DATA

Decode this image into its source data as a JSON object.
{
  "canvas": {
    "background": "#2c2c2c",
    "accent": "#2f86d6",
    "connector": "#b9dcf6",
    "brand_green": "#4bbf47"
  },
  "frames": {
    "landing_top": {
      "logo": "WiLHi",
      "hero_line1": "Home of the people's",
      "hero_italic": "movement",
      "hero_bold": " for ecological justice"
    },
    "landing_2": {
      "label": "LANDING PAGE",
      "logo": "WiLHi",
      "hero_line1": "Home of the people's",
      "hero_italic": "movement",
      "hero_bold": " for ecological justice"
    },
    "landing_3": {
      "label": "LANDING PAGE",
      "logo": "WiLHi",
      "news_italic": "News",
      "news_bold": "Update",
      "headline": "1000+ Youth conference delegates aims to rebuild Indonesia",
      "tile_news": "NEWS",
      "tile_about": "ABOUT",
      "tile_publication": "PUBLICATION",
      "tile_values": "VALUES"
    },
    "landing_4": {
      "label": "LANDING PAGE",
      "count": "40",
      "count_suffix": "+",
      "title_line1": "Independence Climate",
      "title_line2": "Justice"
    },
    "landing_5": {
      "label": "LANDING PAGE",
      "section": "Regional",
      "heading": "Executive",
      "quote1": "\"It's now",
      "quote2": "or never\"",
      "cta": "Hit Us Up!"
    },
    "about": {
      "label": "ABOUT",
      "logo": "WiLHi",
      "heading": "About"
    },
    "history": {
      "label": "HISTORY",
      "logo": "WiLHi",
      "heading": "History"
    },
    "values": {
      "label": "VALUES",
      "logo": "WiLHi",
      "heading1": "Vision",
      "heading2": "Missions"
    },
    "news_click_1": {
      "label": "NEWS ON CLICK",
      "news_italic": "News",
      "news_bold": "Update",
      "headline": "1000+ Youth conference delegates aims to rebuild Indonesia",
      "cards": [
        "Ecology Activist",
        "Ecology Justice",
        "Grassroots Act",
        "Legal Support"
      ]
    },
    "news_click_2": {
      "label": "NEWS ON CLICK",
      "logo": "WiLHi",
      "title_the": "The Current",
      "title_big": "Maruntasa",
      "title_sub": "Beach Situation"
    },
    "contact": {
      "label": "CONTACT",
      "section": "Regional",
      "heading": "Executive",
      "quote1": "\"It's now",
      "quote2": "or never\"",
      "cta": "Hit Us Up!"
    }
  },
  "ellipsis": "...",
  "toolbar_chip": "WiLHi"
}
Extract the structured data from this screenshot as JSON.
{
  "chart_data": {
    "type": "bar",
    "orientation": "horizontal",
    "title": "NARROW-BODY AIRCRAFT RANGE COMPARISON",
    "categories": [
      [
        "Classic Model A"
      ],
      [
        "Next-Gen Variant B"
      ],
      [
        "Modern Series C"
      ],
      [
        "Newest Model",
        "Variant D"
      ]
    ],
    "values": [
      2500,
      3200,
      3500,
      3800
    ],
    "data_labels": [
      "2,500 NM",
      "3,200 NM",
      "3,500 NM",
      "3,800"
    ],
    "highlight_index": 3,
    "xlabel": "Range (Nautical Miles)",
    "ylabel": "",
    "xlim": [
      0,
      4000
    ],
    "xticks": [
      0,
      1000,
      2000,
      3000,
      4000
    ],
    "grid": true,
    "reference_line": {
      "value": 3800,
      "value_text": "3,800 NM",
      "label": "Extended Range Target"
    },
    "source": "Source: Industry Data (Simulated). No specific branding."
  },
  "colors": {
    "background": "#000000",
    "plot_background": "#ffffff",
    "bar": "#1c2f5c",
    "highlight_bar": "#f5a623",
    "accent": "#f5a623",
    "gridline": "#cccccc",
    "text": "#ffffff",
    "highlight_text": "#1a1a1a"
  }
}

AIM OF THE EXERCISE
Hand back the material above in full, exactly as written.

TASK ANSWER
Decode this image into its source data as a JSON object.
{
  "canvas": {
    "background": "#2c2c2c",
    "accent": "#2f86d6",
    "connector": "#b9dcf6",
    "brand_green": "#4bbf47"
  },
  "frames": {
    "landing_top": {
      "logo": "WiLHi",
      "hero_line1": "Home of the people's",
      "hero_italic": "movement",
      "hero_bold": " for ecological justice"
    },
    "landing_2": {
      "label": "LANDING PAGE",
      "logo": "WiLHi",
      "hero_line1": "Home of the people's",
      "hero_italic": "movement",
      "hero_bold": " for ecological justice"
    },
    "landing_3": {
      "label": "LANDING PAGE",
      "logo": "WiLHi",
      "news_italic": "News",
      "news_bold": "Update",
      "headline": "1000+ Youth conference delegates aims to rebuild Indonesia",
      "tile_news": "NEWS",
      "tile_about": "ABOUT",
      "tile_publication": "PUBLICATION",
      "tile_values": "VALUES"
    },
    "landing_4": {
      "label": "LANDING PAGE",
      "count": "40",
      "count_suffix": "+",
      "title_line1": "Independence Climate",
      "title_line2": "Justice"
    },
    "landing_5": {
      "label": "LANDING PAGE",
      "section": "Regional",
      "heading": "Executive",
      "quote1": "\"It's now",
      "quote2": "or never\"",
      "cta": "Hit Us Up!"
    },
    "about": {
      "label": "ABOUT",
      "logo": "WiLHi",
      "heading": "About"
    },
    "history": {
      "label": "HISTORY",
      "logo": "WiLHi",
      "heading": "History"
    },
    "values": {
      "label": "VALUES",
      "logo": "WiLHi",
      "heading1": "Vision",
      "heading2": "Missions"
    },
    "news_click_1": {
      "label": "NEWS ON CLICK",
      "news_italic": "News",
      "news_bold": "Update",
      "headline": "1000+ Youth conference delegates aims to rebuild Indonesia",
      "cards": [
        "Ecology Activist",
        "Ecology Justice",
        "Grassroots Act",
        "Legal Support"
      ]
    },
    "news_click_2": {
      "label": "NEWS ON CLICK",
      "logo": "WiLHi",
      "title_the": "The Current",
      "title_big": "Maruntasa",
      "title_sub": "Beach Situation"
    },
    "contact": {
      "label": "CONTACT",
      "section": "Regional",
      "heading": "Executive",
      "quote1": "\"It's now",
      "quote2": "or never\"",
      "cta": "Hit Us Up!"
    }
  },
  "ellipsis": "...",
  "toolbar_chip": "WiLHi"
}
Extract the structured data from this screenshot as JSON.
{
  "chart_data": {
    "type": "bar",
    "orientation": "horizontal",
    "title": "NARROW-BODY AIRCRAFT RANGE COMPARISON",
    "categories": [
      [
        "Classic Model A"
      ],
      [
        "Next-Gen Variant B"
      ],
      [
        "Modern Series C"
      ],
      [
        "Newest Model",
        "Variant D"
      ]
    ],
    "values": [
      2500,
      3200,
      3500,
      3800
    ],
    "data_labels": [
      "2,500 NM",
      "3,200 NM",
      "3,500 NM",
      "3,800"
    ],
    "highlight_index": 3,
    "xlabel": "Range (Nautical Miles)",
    "ylabel": "",
    "xlim": [
      0,
      4000
    ],
    "xticks": [
      0,
      1000,
      2000,
      3000,
      4000
    ],
    "grid": true,
    "reference_line": {
      "value": 3800,
      "value_text": "3,800 NM",
      "label": "Extended Range Target"
    },
    "source": "Source: Industry Data (Simulated). No specific branding."
  },
  "colors": {
    "background": "#000000",
    "plot_background": "#ffffff",
    "bar": "#1c2f5c",
    "highlight_bar": "#f5a623",
    "accent": "#f5a623",
    "gridline": "#cccccc",
    "text": "#ffffff",
    "highlight_text": "#1a1a1a"
  }
}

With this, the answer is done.